:: Short exercise ::
The records should be repeated word for word, pictures excluded.

┄┄┄┄┄┄┄┄┄┄┄┄┄┄┄┄┄┄┄┄

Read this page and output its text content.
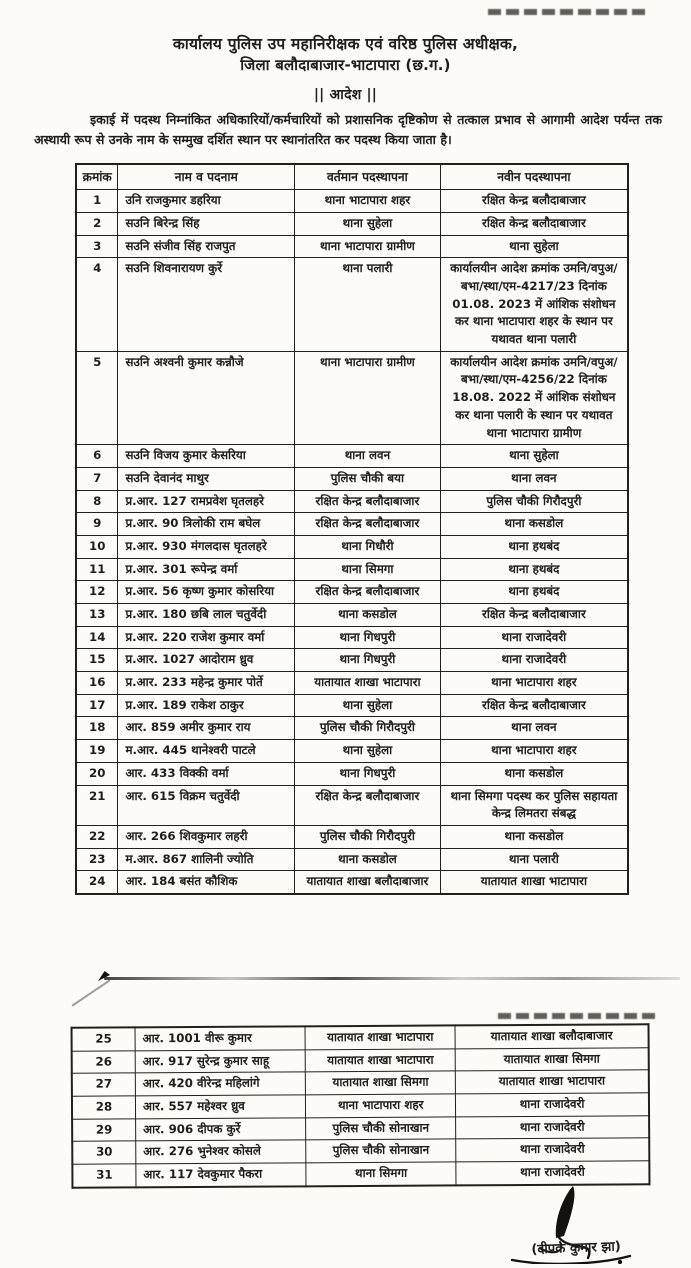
कार्यालय पुलिस उप महानिरीक्षक एवं वरिष्ठ पुलिस अधीक्षक,
जिला बलौदाबाजार-भाटापारा (छ.ग.)
|| आदेश ||
इकाई में पदस्थ निम्नांकित अधिकारियों/कर्मचारियों को प्रशासनिक दृष्टिकोण से तत्काल प्रभाव से आगामी आदेश पर्यन्त तक अस्थायी रूप से उनके नाम के सम्मुख दर्शित स्थान पर स्थानांतरित कर पदस्थ किया जाता है।
क्रमांक	नाम व पदनाम	वर्तमान पदस्थापना	नवीन पदस्थापना
1	उनि राजकुमार डहरिया	थाना भाटापारा शहर	रक्षित केन्द्र बलौदाबाजार
2	सउनि बिरेन्द्र सिंह	थाना सुहेला	रक्षित केन्द्र बलौदाबाजार
3	सउनि संजीव सिंह राजपुत	थाना भाटापारा ग्रामीण	थाना सुहेला
4	सउनि शिवनारायण कुर्रे	थाना पलारी	कार्यालयीन आदेश क्रमांक उमनि/वपुअ/ बभा/स्था/एम-4217/23 दिनांक 01.08. 2023 में आंशिक संशोधन कर थाना भाटापारा शहर के स्थान पर यथावत थाना पलारी
5	सउनि अश्वनी कुमार कन्नौजे	थाना भाटापारा ग्रामीण	कार्यालयीन आदेश क्रमांक उमनि/वपुअ/ बभा/स्था/एम-4256/22 दिनांक 18.08. 2022 में आंशिक संशोधन कर थाना पलारी के स्थान पर यथावत थाना भाटापारा ग्रामीण
6	सउनि विजय कुमार केसरिया	थाना लवन	थाना सुहेला
7	सउनि देवानंद माथुर	पुलिस चौकी बया	थाना लवन
8	प्र.आर. 127 रामप्रवेश घृतलहरे	रक्षित केन्द्र बलौदाबाजार	पुलिस चौकी गिरौदपुरी
9	प्र.आर. 90 त्रिलोकी राम बघेल	रक्षित केन्द्र बलौदाबाजार	थाना कसडोल
10	प्र.आर. 930 मंगलदास घृतलहरे	थाना गिधौरी	थाना हथबंद
11	प्र.आर. 301 रूपेन्द्र वर्मा	थाना सिमगा	थाना हथबंद
12	प्र.आर. 56 कृष्ण कुमार कोसरिया	रक्षित केन्द्र बलौदाबाजार	थाना हथबंद
13	प्र.आर. 180 छबि लाल चतुर्वेदी	थाना कसडोल	रक्षित केन्द्र बलौदाबाजार
14	प्र.आर. 220 राजेश कुमार वर्मा	थाना गिधपुरी	थाना राजादेवरी
15	प्र.आर. 1027 आदोराम ध्रुव	थाना गिधपुरी	थाना राजादेवरी
16	प्र.आर. 233 महेन्द्र कुमार पोर्ते	यातायात शाखा भाटापारा	थाना भाटापारा शहर
17	प्र.आर. 189 राकेश ठाकुर	थाना सुहेला	रक्षित केन्द्र बलौदाबाजार
18	आर. 859 अमीर कुमार राय	पुलिस चौकी गिरौदपुरी	थाना लवन
19	म.आर. 445 थानेश्वरी पाटले	थाना सुहेला	थाना भाटापारा शहर
20	आर. 433 विक्की वर्मा	थाना गिधपुरी	थाना कसडोल
21	आर. 615 विक्रम चतुर्वेदी	रक्षित केन्द्र बलौदाबाजार	थाना सिमगा पदस्थ कर पुलिस सहायता केन्द्र लिमतरा संबद्ध
22	आर. 266 शिवकुमार लहरी	पुलिस चौकी गिरौदपुरी	थाना कसडोल
23	म.आर. 867 शालिनी ज्योति	थाना कसडोल	थाना पलारी
24	आर. 184 बसंत कौशिक	यातायात शाखा बलौदाबाजार	यातायात शाखा भाटापारा
25	आर. 1001 वीरू कुमार	यातायात शाखा भाटापारा	यातायात शाखा बलौदाबाजार
26	आर. 917 सुरेन्द्र कुमार साहू	यातायात शाखा भाटापारा	यातायात शाखा सिमगा
27	आर. 420 वीरेन्द्र महिलांगे	यातायात शाखा सिमगा	यातायात शाखा भाटापारा
28	आर. 557 महेश्वर ध्रुव	थाना भाटापारा शहर	थाना राजादेवरी
29	आर. 906 दीपक कुर्रे	पुलिस चौकी सोनाखान	थाना राजादेवरी
30	आर. 276 भुनेश्वर कोसले	पुलिस चौकी सोनाखान	थाना राजादेवरी
31	आर. 117 देवकुमार पैकरा	थाना सिमगा	थाना राजादेवरी
(दीपक कुमार झा)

┄┄┄┄┄┄┄┄┄┄┄┄┄┄┄┄┄┄┄┄

:: The response ::
Read this page and output its text content.
कार्यालय पुलिस उप महानिरीक्षक एवं वरिष्ठ पुलिस अधीक्षक,
जिला बलौदाबाजार-भाटापारा (छ.ग.)
|| आदेश ||
इकाई में पदस्थ निम्नांकित अधिकारियों/कर्मचारियों को प्रशासनिक दृष्टिकोण से तत्काल प्रभाव से आगामी आदेश पर्यन्त तक अस्थायी रूप से उनके नाम के सम्मुख दर्शित स्थान पर स्थानांतरित कर पदस्थ किया जाता है।
क्रमांक	नाम व पदनाम	वर्तमान पदस्थापना	नवीन पदस्थापना
1	उनि राजकुमार डहरिया	थाना भाटापारा शहर	रक्षित केन्द्र बलौदाबाजार
2	सउनि बिरेन्द्र सिंह	थाना सुहेला	रक्षित केन्द्र बलौदाबाजार
3	सउनि संजीव सिंह राजपुत	थाना भाटापारा ग्रामीण	थाना सुहेला
4	सउनि शिवनारायण कुर्रे	थाना पलारी	कार्यालयीन आदेश क्रमांक उमनि/वपुअ/ बभा/स्था/एम-4217/23 दिनांक 01.08. 2023 में आंशिक संशोधन कर थाना भाटापारा शहर के स्थान पर यथावत थाना पलारी
5	सउनि अश्वनी कुमार कन्नौजे	थाना भाटापारा ग्रामीण	कार्यालयीन आदेश क्रमांक उमनि/वपुअ/ बभा/स्था/एम-4256/22 दिनांक 18.08. 2022 में आंशिक संशोधन कर थाना पलारी के स्थान पर यथावत थाना भाटापारा ग्रामीण
6	सउनि विजय कुमार केसरिया	थाना लवन	थाना सुहेला
7	सउनि देवानंद माथुर	पुलिस चौकी बया	थाना लवन
8	प्र.आर. 127 रामप्रवेश घृतलहरे	रक्षित केन्द्र बलौदाबाजार	पुलिस चौकी गिरौदपुरी
9	प्र.आर. 90 त्रिलोकी राम बघेल	रक्षित केन्द्र बलौदाबाजार	थाना कसडोल
10	प्र.आर. 930 मंगलदास घृतलहरे	थाना गिधौरी	थाना हथबंद
11	प्र.आर. 301 रूपेन्द्र वर्मा	थाना सिमगा	थाना हथबंद
12	प्र.आर. 56 कृष्ण कुमार कोसरिया	रक्षित केन्द्र बलौदाबाजार	थाना हथबंद
13	प्र.आर. 180 छबि लाल चतुर्वेदी	थाना कसडोल	रक्षित केन्द्र बलौदाबाजार
14	प्र.आर. 220 राजेश कुमार वर्मा	थाना गिधपुरी	थाना राजादेवरी
15	प्र.आर. 1027 आदोराम ध्रुव	थाना गिधपुरी	थाना राजादेवरी
16	प्र.आर. 233 महेन्द्र कुमार पोर्ते	यातायात शाखा भाटापारा	थाना भाटापारा शहर
17	प्र.आर. 189 राकेश ठाकुर	थाना सुहेला	रक्षित केन्द्र बलौदाबाजार
18	आर. 859 अमीर कुमार राय	पुलिस चौकी गिरौदपुरी	थाना लवन
19	म.आर. 445 थानेश्वरी पाटले	थाना सुहेला	थाना भाटापारा शहर
20	आर. 433 विक्की वर्मा	थाना गिधपुरी	थाना कसडोल
21	आर. 615 विक्रम चतुर्वेदी	रक्षित केन्द्र बलौदाबाजार	थाना सिमगा पदस्थ कर पुलिस सहायता केन्द्र लिमतरा संबद्ध
22	आर. 266 शिवकुमार लहरी	पुलिस चौकी गिरौदपुरी	थाना कसडोल
23	म.आर. 867 शालिनी ज्योति	थाना कसडोल	थाना पलारी
24	आर. 184 बसंत कौशिक	यातायात शाखा बलौदाबाजार	यातायात शाखा भाटापारा
25	आर. 1001 वीरू कुमार	यातायात शाखा भाटापारा	यातायात शाखा बलौदाबाजार
26	आर. 917 सुरेन्द्र कुमार साहू	यातायात शाखा भाटापारा	यातायात शाखा सिमगा
27	आर. 420 वीरेन्द्र महिलांगे	यातायात शाखा सिमगा	यातायात शाखा भाटापारा
28	आर. 557 महेश्वर ध्रुव	थाना भाटापारा शहर	थाना राजादेवरी
29	आर. 906 दीपक कुर्रे	पुलिस चौकी सोनाखान	थाना राजादेवरी
30	आर. 276 भुनेश्वर कोसले	पुलिस चौकी सोनाखान	थाना राजादेवरी
31	आर. 117 देवकुमार पैकरा	थाना सिमगा	थाना राजादेवरी
(दीपक कुमार झा)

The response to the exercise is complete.